INPUT MATERIAL:
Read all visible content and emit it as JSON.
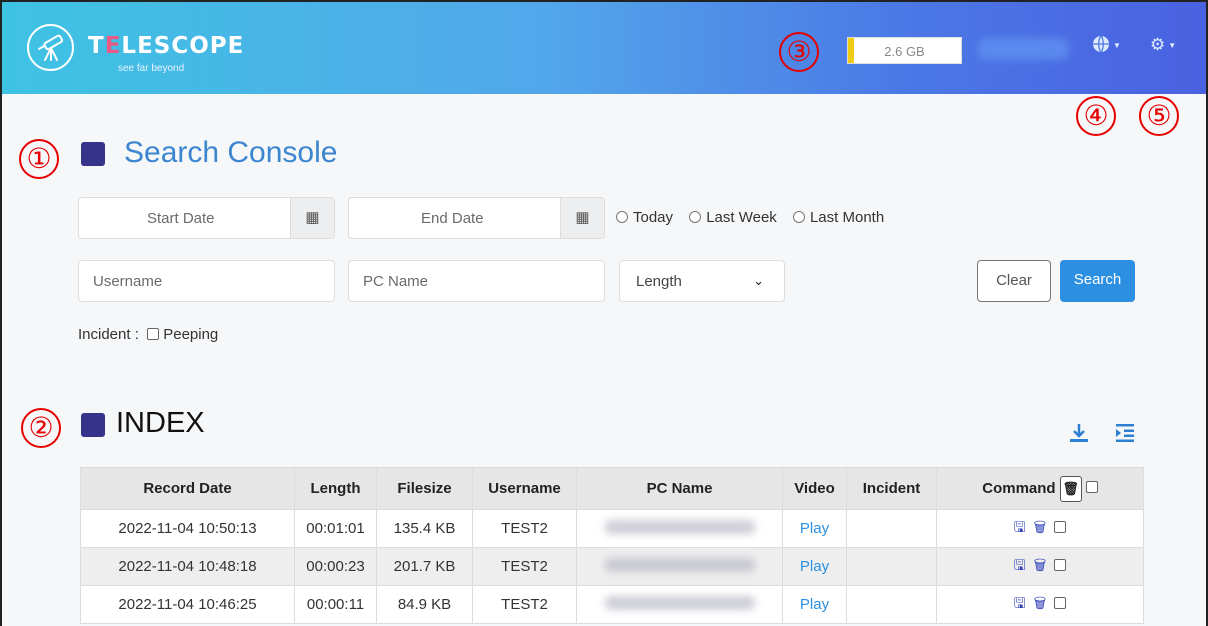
{
  "header": {
    "brand_prefix": "T",
    "brand_accent": "E",
    "brand_suffix": "LESCOPE",
    "tagline": "see far beyond",
    "storage": "2.6 GB",
    "storage_level": 0.05
  },
  "callouts": [
    "①",
    "②",
    "③",
    "④",
    "⑤"
  ],
  "search": {
    "title": "Search Console",
    "start_date_placeholder": "Start Date",
    "end_date_placeholder": "End Date",
    "radios": [
      "Today",
      "Last Week",
      "Last Month"
    ],
    "username_placeholder": "Username",
    "pcname_placeholder": "PC Name",
    "length_select": "Length",
    "clear_label": "Clear",
    "search_label": "Search",
    "incident_label": "Incident :",
    "incident_option": "Peeping"
  },
  "index": {
    "title": "INDEX",
    "columns": [
      "Record Date",
      "Length",
      "Filesize",
      "Username",
      "PC Name",
      "Video",
      "Incident",
      "Command"
    ],
    "rows": [
      {
        "date": "2022-11-04 10:50:13",
        "length": "00:01:01",
        "filesize": "135.4 KB",
        "username": "TEST2",
        "video": "Play"
      },
      {
        "date": "2022-11-04 10:48:18",
        "length": "00:00:23",
        "filesize": "201.7 KB",
        "username": "TEST2",
        "video": "Play"
      },
      {
        "date": "2022-11-04 10:46:25",
        "length": "00:00:11",
        "filesize": "84.9 KB",
        "username": "TEST2",
        "video": "Play"
      }
    ]
  },
  "colors": {
    "accent": "#2d8fe1",
    "section_square": "#35338a",
    "callout_red": "#e60000"
  },
  "icons": [
    "telescope-logo-icon",
    "calendar-icon",
    "globe-icon",
    "gear-icon",
    "download-icon",
    "indent-icon",
    "save-icon",
    "trash-icon"
  ]
}
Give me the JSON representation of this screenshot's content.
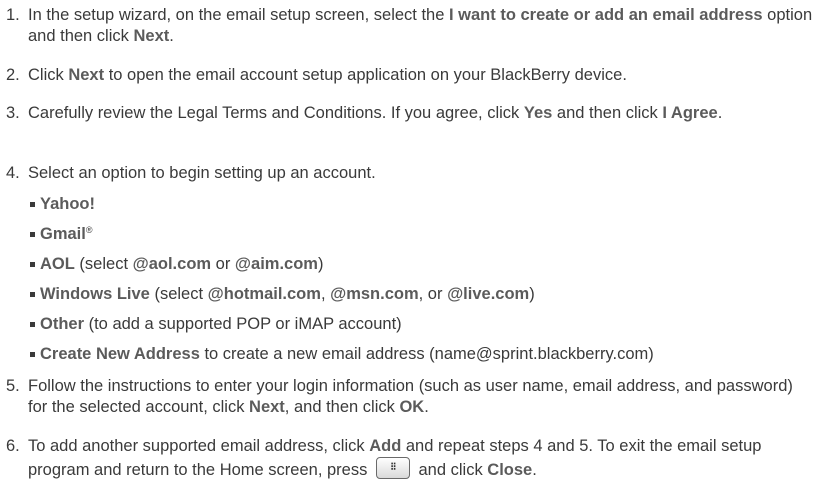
{
  "steps": [
    {
      "num": "1.",
      "parts": [
        "In the setup wizard, on the email setup screen, select the ",
        "I want to create or add an email address",
        " option and then click ",
        "Next",
        "."
      ]
    },
    {
      "num": "2.",
      "parts": [
        "Click ",
        "Next",
        " to open the email account setup application on your BlackBerry device."
      ]
    },
    {
      "num": "3.",
      "parts": [
        "Carefully review the Legal Terms and Conditions. If you agree, click ",
        "Yes",
        " and then click ",
        "I Agree",
        "."
      ]
    },
    {
      "num": "4.",
      "parts": [
        "Select an option to begin setting up an account."
      ]
    },
    {
      "num": "5.",
      "parts": [
        "Follow the instructions to enter your login information (such as user name, email address, and password) for the selected account, click ",
        "Next",
        ", and then click ",
        "OK",
        "."
      ]
    },
    {
      "num": "6.",
      "parts": [
        "To add another supported email address, click ",
        "Add",
        " and repeat steps 4 and 5. To exit the email setup program and return to the Home screen, press ",
        " and click ",
        "Close",
        "."
      ]
    }
  ],
  "options": {
    "yahoo": "Yahoo!",
    "gmail": "Gmail",
    "gmail_mark": "®",
    "aol": [
      "AOL",
      " (select ",
      "@aol.com",
      " or ",
      "@aim.com",
      ")"
    ],
    "windows_live": [
      "Windows Live",
      " (select ",
      "@hotmail.com",
      ", ",
      "@msn.com",
      ", or ",
      "@live.com",
      ")"
    ],
    "other": [
      "Other",
      " (to add a supported POP or iMAP account)"
    ],
    "create_new": [
      "Create New Address",
      " to create a new email address (name@sprint.blackberry.com)"
    ]
  },
  "menu_key": {
    "icon": "blackberry-menu-key-icon",
    "glyph": "⁝⁝"
  }
}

AIM:
Drop the images and quote the entries word for word.

OUTPUT BELOW:
Read all visible content and emit it as JSON.
{
  "header": {
    "brand_prefix": "T",
    "brand_accent": "E",
    "brand_suffix": "LESCOPE",
    "tagline": "see far beyond",
    "storage": "2.6 GB",
    "storage_level": 0.05
  },
  "callouts": [
    "①",
    "②",
    "③",
    "④",
    "⑤"
  ],
  "search": {
    "title": "Search Console",
    "start_date_placeholder": "Start Date",
    "end_date_placeholder": "End Date",
    "radios": [
      "Today",
      "Last Week",
      "Last Month"
    ],
    "username_placeholder": "Username",
    "pcname_placeholder": "PC Name",
    "length_select": "Length",
    "clear_label": "Clear",
    "search_label": "Search",
    "incident_label": "Incident :",
    "incident_option": "Peeping"
  },
  "index": {
    "title": "INDEX",
    "columns": [
      "Record Date",
      "Length",
      "Filesize",
      "Username",
      "PC Name",
      "Video",
      "Incident",
      "Command"
    ],
    "rows": [
      {
        "date": "2022-11-04 10:50:13",
        "length": "00:01:01",
        "filesize": "135.4 KB",
        "username": "TEST2",
        "video": "Play"
      },
      {
        "date": "2022-11-04 10:48:18",
        "length": "00:00:23",
        "filesize": "201.7 KB",
        "username": "TEST2",
        "video": "Play"
      },
      {
        "date": "2022-11-04 10:46:25",
        "length": "00:00:11",
        "filesize": "84.9 KB",
        "username": "TEST2",
        "video": "Play"
      }
    ]
  },
  "colors": {
    "accent": "#2d8fe1",
    "section_square": "#35338a",
    "callout_red": "#e60000"
  },
  "icons": [
    "telescope-logo-icon",
    "calendar-icon",
    "globe-icon",
    "gear-icon",
    "download-icon",
    "indent-icon",
    "save-icon",
    "trash-icon"
  ]
}
Give me the JSON representation of this screenshot's content.
{
  "steps": [
    {
      "num": "1.",
      "parts": [
        "In the setup wizard, on the email setup screen, select the ",
        "I want to create or add an email address",
        " option and then click ",
        "Next",
        "."
      ]
    },
    {
      "num": "2.",
      "parts": [
        "Click ",
        "Next",
        " to open the email account setup application on your BlackBerry device."
      ]
    },
    {
      "num": "3.",
      "parts": [
        "Carefully review the Legal Terms and Conditions. If you agree, click ",
        "Yes",
        " and then click ",
        "I Agree",
        "."
      ]
    },
    {
      "num": "4.",
      "parts": [
        "Select an option to begin setting up an account."
      ]
    },
    {
      "num": "5.",
      "parts": [
        "Follow the instructions to enter your login information (such as user name, email address, and password) for the selected account, click ",
        "Next",
        ", and then click ",
        "OK",
        "."
      ]
    },
    {
      "num": "6.",
      "parts": [
        "To add another supported email address, click ",
        "Add",
        " and repeat steps 4 and 5. To exit the email setup program and return to the Home screen, press ",
        " and click ",
        "Close",
        "."
      ]
    }
  ],
  "options": {
    "yahoo": "Yahoo!",
    "gmail": "Gmail",
    "gmail_mark": "®",
    "aol": [
      "AOL",
      " (select ",
      "@aol.com",
      " or ",
      "@aim.com",
      ")"
    ],
    "windows_live": [
      "Windows Live",
      " (select ",
      "@hotmail.com",
      ", ",
      "@msn.com",
      ", or ",
      "@live.com",
      ")"
    ],
    "other": [
      "Other",
      " (to add a supported POP or iMAP account)"
    ],
    "create_new": [
      "Create New Address",
      " to create a new email address (name@sprint.blackberry.com)"
    ]
  },
  "menu_key": {
    "icon": "blackberry-menu-key-icon",
    "glyph": "⁝⁝"
  }
}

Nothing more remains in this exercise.